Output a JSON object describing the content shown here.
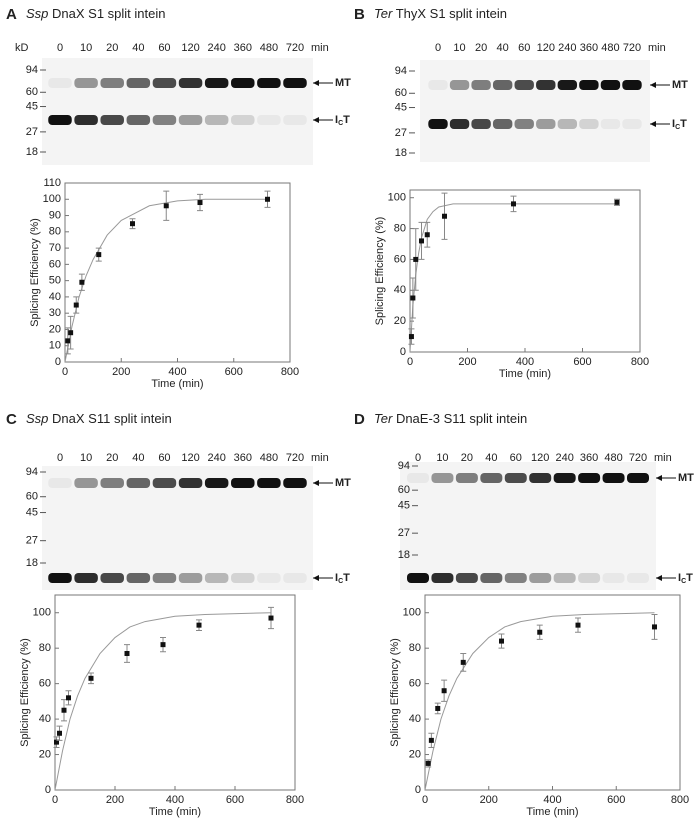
{
  "chart_data": [
    {
      "type": "scatter",
      "panel": "A",
      "species": "Ssp",
      "title": "DnaX S1 split intein",
      "gel": {
        "unit": "kD",
        "markers": [
          94,
          60,
          45,
          27,
          18
        ],
        "lanes": [
          0,
          10,
          20,
          40,
          60,
          120,
          240,
          360,
          480,
          720
        ],
        "lane_unit": "min",
        "bands": [
          {
            "label": "MT"
          },
          {
            "label": "I",
            "sub": "C",
            "tail": "T"
          }
        ]
      },
      "x_label": "Time (min)",
      "y_label": "Splicing Efficiency (%)",
      "xlim": [
        0,
        800
      ],
      "xticks": [
        0,
        200,
        400,
        600,
        800
      ],
      "ylim": [
        0,
        110
      ],
      "yticks": [
        0,
        10,
        20,
        30,
        40,
        50,
        60,
        70,
        80,
        90,
        100,
        110
      ],
      "series": [
        {
          "color": "#111111",
          "x": [
            10,
            20,
            40,
            60,
            120,
            240,
            360,
            480,
            720
          ],
          "values": [
            13,
            18,
            35,
            49,
            66,
            85,
            96,
            98,
            100
          ],
          "errors": [
            8,
            10,
            5,
            5,
            4,
            3,
            9,
            5,
            5
          ]
        }
      ],
      "fit": {
        "color": "#999999",
        "x": [
          0,
          25,
          50,
          75,
          100,
          150,
          200,
          300,
          400,
          500,
          600,
          720
        ],
        "values": [
          0,
          22,
          40,
          53,
          63,
          78,
          87,
          96,
          99,
          100,
          100,
          100
        ]
      }
    },
    {
      "type": "scatter",
      "panel": "B",
      "species": "Ter",
      "title": "ThyX S1 split intein",
      "gel": {
        "markers": [
          94,
          60,
          45,
          27,
          18
        ],
        "lanes": [
          0,
          10,
          20,
          40,
          60,
          120,
          240,
          360,
          480,
          720
        ],
        "lane_unit": "min",
        "bands": [
          {
            "label": "MT"
          },
          {
            "label": "I",
            "sub": "C",
            "tail": "T"
          }
        ]
      },
      "x_label": "Time (min)",
      "y_label": "Splicing Efficiency (%)",
      "xlim": [
        0,
        800
      ],
      "xticks": [
        0,
        200,
        400,
        600,
        800
      ],
      "ylim": [
        0,
        105
      ],
      "yticks": [
        0,
        20,
        40,
        60,
        80,
        100
      ],
      "series": [
        {
          "color": "#111111",
          "x": [
            5,
            10,
            20,
            40,
            60,
            120,
            360,
            720
          ],
          "values": [
            10,
            35,
            60,
            72,
            76,
            88,
            96,
            97
          ],
          "errors": [
            5,
            13,
            20,
            12,
            8,
            15,
            5,
            2
          ]
        }
      ],
      "fit": {
        "color": "#999999",
        "x": [
          0,
          10,
          20,
          30,
          40,
          60,
          80,
          100,
          150,
          200,
          300,
          400,
          600,
          720
        ],
        "values": [
          0,
          30,
          50,
          64,
          74,
          86,
          91,
          94,
          96,
          96,
          96,
          96,
          96,
          96
        ]
      }
    },
    {
      "type": "scatter",
      "panel": "C",
      "species": "Ssp",
      "title": "DnaX S11 split intein",
      "gel": {
        "markers": [
          94,
          60,
          45,
          27,
          18
        ],
        "lanes": [
          0,
          10,
          20,
          40,
          60,
          120,
          240,
          360,
          480,
          720
        ],
        "lane_unit": "min",
        "bands": [
          {
            "label": "MT"
          },
          {
            "label": "I",
            "sub": "C",
            "tail": "T"
          }
        ]
      },
      "x_label": "Time (min)",
      "y_label": "Splicing Efficiency (%)",
      "xlim": [
        0,
        800
      ],
      "xticks": [
        0,
        200,
        400,
        600,
        800
      ],
      "ylim": [
        0,
        110
      ],
      "yticks": [
        0,
        20,
        40,
        60,
        80,
        100
      ],
      "series": [
        {
          "color": "#111111",
          "x": [
            5,
            15,
            30,
            45,
            120,
            240,
            360,
            480,
            720
          ],
          "values": [
            27,
            32,
            45,
            52,
            63,
            77,
            82,
            93,
            97
          ],
          "errors": [
            3,
            4,
            6,
            4,
            3,
            5,
            4,
            3,
            6
          ]
        }
      ],
      "fit": {
        "color": "#999999",
        "x": [
          0,
          25,
          50,
          75,
          100,
          150,
          200,
          250,
          300,
          400,
          500,
          720
        ],
        "values": [
          0,
          22,
          40,
          53,
          63,
          77,
          86,
          92,
          95,
          98,
          99,
          100
        ]
      }
    },
    {
      "type": "scatter",
      "panel": "D",
      "species": "Ter",
      "title": "DnaE-3 S11 split intein",
      "gel": {
        "markers": [
          94,
          60,
          45,
          27,
          18
        ],
        "lanes": [
          0,
          10,
          20,
          40,
          60,
          120,
          240,
          360,
          480,
          720
        ],
        "lane_unit": "min",
        "bands": [
          {
            "label": "MT"
          },
          {
            "label": "I",
            "sub": "C",
            "tail": "T"
          }
        ]
      },
      "x_label": "Time (min)",
      "y_label": "Splicing Efficiency (%)",
      "xlim": [
        0,
        800
      ],
      "xticks": [
        0,
        200,
        400,
        600,
        800
      ],
      "ylim": [
        0,
        110
      ],
      "yticks": [
        0,
        20,
        40,
        60,
        80,
        100
      ],
      "series": [
        {
          "color": "#111111",
          "x": [
            10,
            20,
            40,
            60,
            120,
            240,
            360,
            480,
            720
          ],
          "values": [
            15,
            28,
            46,
            56,
            72,
            84,
            89,
            93,
            92
          ],
          "errors": [
            2,
            4,
            3,
            6,
            5,
            4,
            4,
            4,
            7
          ]
        }
      ],
      "fit": {
        "color": "#999999",
        "x": [
          0,
          25,
          50,
          75,
          100,
          150,
          200,
          250,
          300,
          400,
          500,
          720
        ],
        "values": [
          0,
          22,
          40,
          53,
          63,
          77,
          86,
          92,
          95,
          98,
          99,
          100
        ]
      }
    }
  ]
}
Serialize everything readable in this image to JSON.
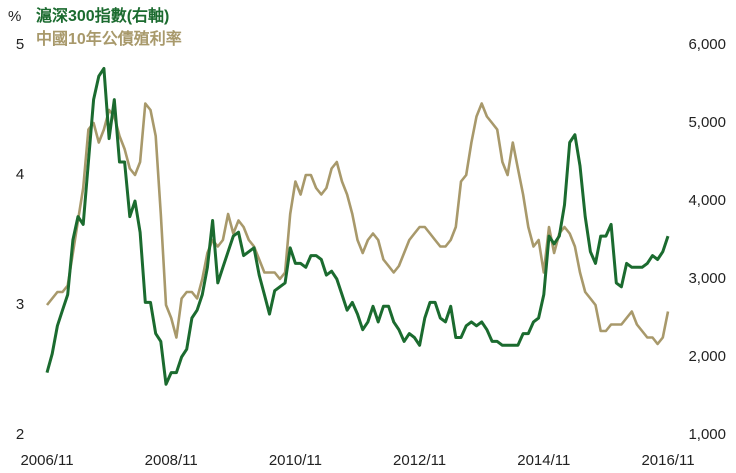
{
  "chart_data": {
    "type": "line",
    "ylabel": "%",
    "x": [
      "2006/11",
      "2006/12",
      "2007/01",
      "2007/02",
      "2007/03",
      "2007/04",
      "2007/05",
      "2007/06",
      "2007/07",
      "2007/08",
      "2007/09",
      "2007/10",
      "2007/11",
      "2007/12",
      "2008/01",
      "2008/02",
      "2008/03",
      "2008/04",
      "2008/05",
      "2008/06",
      "2008/07",
      "2008/08",
      "2008/09",
      "2008/10",
      "2008/11",
      "2008/12",
      "2009/01",
      "2009/02",
      "2009/03",
      "2009/04",
      "2009/05",
      "2009/06",
      "2009/07",
      "2009/08",
      "2009/09",
      "2009/10",
      "2009/11",
      "2009/12",
      "2010/01",
      "2010/02",
      "2010/03",
      "2010/04",
      "2010/05",
      "2010/06",
      "2010/07",
      "2010/08",
      "2010/09",
      "2010/10",
      "2010/11",
      "2010/12",
      "2011/01",
      "2011/02",
      "2011/03",
      "2011/04",
      "2011/05",
      "2011/06",
      "2011/07",
      "2011/08",
      "2011/09",
      "2011/10",
      "2011/11",
      "2011/12",
      "2012/01",
      "2012/02",
      "2012/03",
      "2012/04",
      "2012/05",
      "2012/06",
      "2012/07",
      "2012/08",
      "2012/09",
      "2012/10",
      "2012/11",
      "2012/12",
      "2013/01",
      "2013/02",
      "2013/03",
      "2013/04",
      "2013/05",
      "2013/06",
      "2013/07",
      "2013/08",
      "2013/09",
      "2013/10",
      "2013/11",
      "2013/12",
      "2014/01",
      "2014/02",
      "2014/03",
      "2014/04",
      "2014/05",
      "2014/06",
      "2014/07",
      "2014/08",
      "2014/09",
      "2014/10",
      "2014/11",
      "2014/12",
      "2015/01",
      "2015/02",
      "2015/03",
      "2015/04",
      "2015/05",
      "2015/06",
      "2015/07",
      "2015/08",
      "2015/09",
      "2015/10",
      "2015/11",
      "2015/12",
      "2016/01",
      "2016/02",
      "2016/03",
      "2016/04",
      "2016/05",
      "2016/06",
      "2016/07",
      "2016/08",
      "2016/09",
      "2016/10",
      "2016/11"
    ],
    "xticks": [
      "2006/11",
      "2008/11",
      "2010/11",
      "2012/11",
      "2014/11",
      "2016/11"
    ],
    "ylim": [
      2,
      5
    ],
    "yticks": [
      2,
      3,
      4,
      5
    ],
    "y2lim": [
      1000,
      6000
    ],
    "y2ticks": [
      {
        "value": 1000,
        "label": "1,000"
      },
      {
        "value": 2000,
        "label": "2,000"
      },
      {
        "value": 3000,
        "label": "3,000"
      },
      {
        "value": 4000,
        "label": "4,000"
      },
      {
        "value": 5000,
        "label": "5,000"
      },
      {
        "value": 6000,
        "label": "6,000"
      }
    ],
    "series": [
      {
        "name": "滬深300指數(右軸)",
        "color": "#1b6b2f",
        "axis": "y2",
        "values": [
          1800,
          2041,
          2400,
          2600,
          2800,
          3500,
          3800,
          3700,
          4500,
          5300,
          5600,
          5700,
          4800,
          5300,
          4500,
          4500,
          3800,
          4000,
          3600,
          2700,
          2700,
          2300,
          2200,
          1650,
          1800,
          1800,
          2000,
          2100,
          2500,
          2600,
          2800,
          3150,
          3750,
          2950,
          3150,
          3350,
          3550,
          3600,
          3300,
          3350,
          3400,
          3050,
          2800,
          2550,
          2850,
          2900,
          2950,
          3400,
          3200,
          3200,
          3150,
          3300,
          3300,
          3250,
          3050,
          3100,
          3000,
          2800,
          2600,
          2700,
          2550,
          2350,
          2450,
          2650,
          2450,
          2650,
          2650,
          2450,
          2350,
          2200,
          2300,
          2250,
          2150,
          2500,
          2700,
          2700,
          2500,
          2450,
          2650,
          2250,
          2250,
          2400,
          2450,
          2400,
          2450,
          2350,
          2200,
          2200,
          2150,
          2150,
          2150,
          2150,
          2300,
          2300,
          2450,
          2500,
          2800,
          3550,
          3450,
          3550,
          3950,
          4750,
          4850,
          4450,
          3800,
          3350,
          3200,
          3550,
          3550,
          3700,
          2950,
          2900,
          3200,
          3150,
          3150,
          3150,
          3200,
          3300,
          3250,
          3350,
          3550
        ]
      },
      {
        "name": "中國10年公債殖利率",
        "color": "#a8996b",
        "values": [
          3.0,
          3.05,
          3.1,
          3.1,
          3.15,
          3.4,
          3.65,
          3.9,
          4.35,
          4.4,
          4.25,
          4.35,
          4.5,
          4.45,
          4.3,
          4.2,
          4.05,
          4.0,
          4.1,
          4.55,
          4.5,
          4.3,
          3.7,
          3.0,
          2.9,
          2.75,
          3.05,
          3.1,
          3.1,
          3.05,
          3.2,
          3.4,
          3.5,
          3.45,
          3.5,
          3.7,
          3.55,
          3.65,
          3.6,
          3.5,
          3.45,
          3.35,
          3.25,
          3.25,
          3.25,
          3.2,
          3.25,
          3.7,
          3.95,
          3.85,
          4.0,
          4.0,
          3.9,
          3.85,
          3.9,
          4.05,
          4.1,
          3.95,
          3.85,
          3.7,
          3.5,
          3.4,
          3.5,
          3.55,
          3.5,
          3.35,
          3.3,
          3.25,
          3.3,
          3.4,
          3.5,
          3.55,
          3.6,
          3.6,
          3.55,
          3.5,
          3.45,
          3.45,
          3.5,
          3.6,
          3.95,
          4.0,
          4.25,
          4.45,
          4.55,
          4.45,
          4.4,
          4.35,
          4.1,
          4.0,
          4.25,
          4.05,
          3.85,
          3.6,
          3.45,
          3.5,
          3.25,
          3.6,
          3.4,
          3.55,
          3.6,
          3.55,
          3.45,
          3.25,
          3.1,
          3.05,
          3.0,
          2.8,
          2.8,
          2.85,
          2.85,
          2.85,
          2.9,
          2.95,
          2.85,
          2.8,
          2.75,
          2.75,
          2.7,
          2.75,
          2.95
        ]
      }
    ]
  }
}
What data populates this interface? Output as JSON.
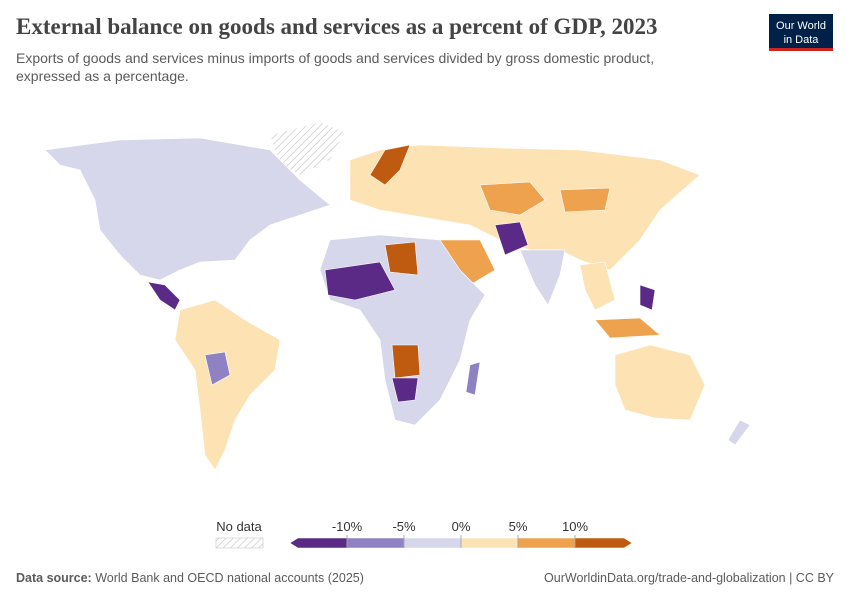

──────────────────────────────

What the task requires: Tally how many lines in the material above hold the word "Output". Write only that number.

Complete response: 2